Exercise material |
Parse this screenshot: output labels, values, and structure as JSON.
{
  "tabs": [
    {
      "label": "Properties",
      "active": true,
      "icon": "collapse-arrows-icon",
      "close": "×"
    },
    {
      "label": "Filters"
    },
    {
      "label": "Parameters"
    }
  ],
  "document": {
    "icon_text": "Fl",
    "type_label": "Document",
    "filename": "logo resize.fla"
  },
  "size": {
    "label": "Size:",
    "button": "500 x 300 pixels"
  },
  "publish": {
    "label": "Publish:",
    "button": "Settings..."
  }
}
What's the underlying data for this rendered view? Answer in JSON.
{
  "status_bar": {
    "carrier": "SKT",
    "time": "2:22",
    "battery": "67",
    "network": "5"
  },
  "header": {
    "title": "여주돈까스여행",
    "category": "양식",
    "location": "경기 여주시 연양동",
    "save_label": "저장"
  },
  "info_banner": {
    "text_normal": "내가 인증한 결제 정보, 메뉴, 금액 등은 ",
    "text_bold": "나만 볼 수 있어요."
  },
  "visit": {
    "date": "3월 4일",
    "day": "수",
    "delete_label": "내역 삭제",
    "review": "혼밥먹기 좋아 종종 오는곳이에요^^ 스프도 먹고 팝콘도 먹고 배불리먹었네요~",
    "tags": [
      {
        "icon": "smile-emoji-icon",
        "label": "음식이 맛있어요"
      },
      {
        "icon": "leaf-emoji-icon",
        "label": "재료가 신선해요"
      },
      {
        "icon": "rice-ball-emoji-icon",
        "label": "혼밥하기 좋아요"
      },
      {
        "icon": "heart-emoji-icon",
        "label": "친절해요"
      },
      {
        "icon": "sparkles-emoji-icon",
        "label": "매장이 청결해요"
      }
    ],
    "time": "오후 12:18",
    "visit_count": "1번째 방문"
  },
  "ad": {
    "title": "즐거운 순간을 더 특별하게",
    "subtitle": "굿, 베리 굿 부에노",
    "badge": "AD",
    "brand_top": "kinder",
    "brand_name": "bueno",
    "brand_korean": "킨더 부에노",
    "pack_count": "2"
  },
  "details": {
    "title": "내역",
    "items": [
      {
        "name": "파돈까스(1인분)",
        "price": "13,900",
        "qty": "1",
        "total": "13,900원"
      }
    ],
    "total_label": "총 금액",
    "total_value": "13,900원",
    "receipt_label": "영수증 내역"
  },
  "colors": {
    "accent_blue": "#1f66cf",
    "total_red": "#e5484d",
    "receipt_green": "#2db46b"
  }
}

Problem to work on | Which lines hold the word "this"? Copy every one of them.

Result of the task |
Parse this screenshot: output labels, values, and structure as JSON.
What's the underlying data for this rendered view? Answer in JSON.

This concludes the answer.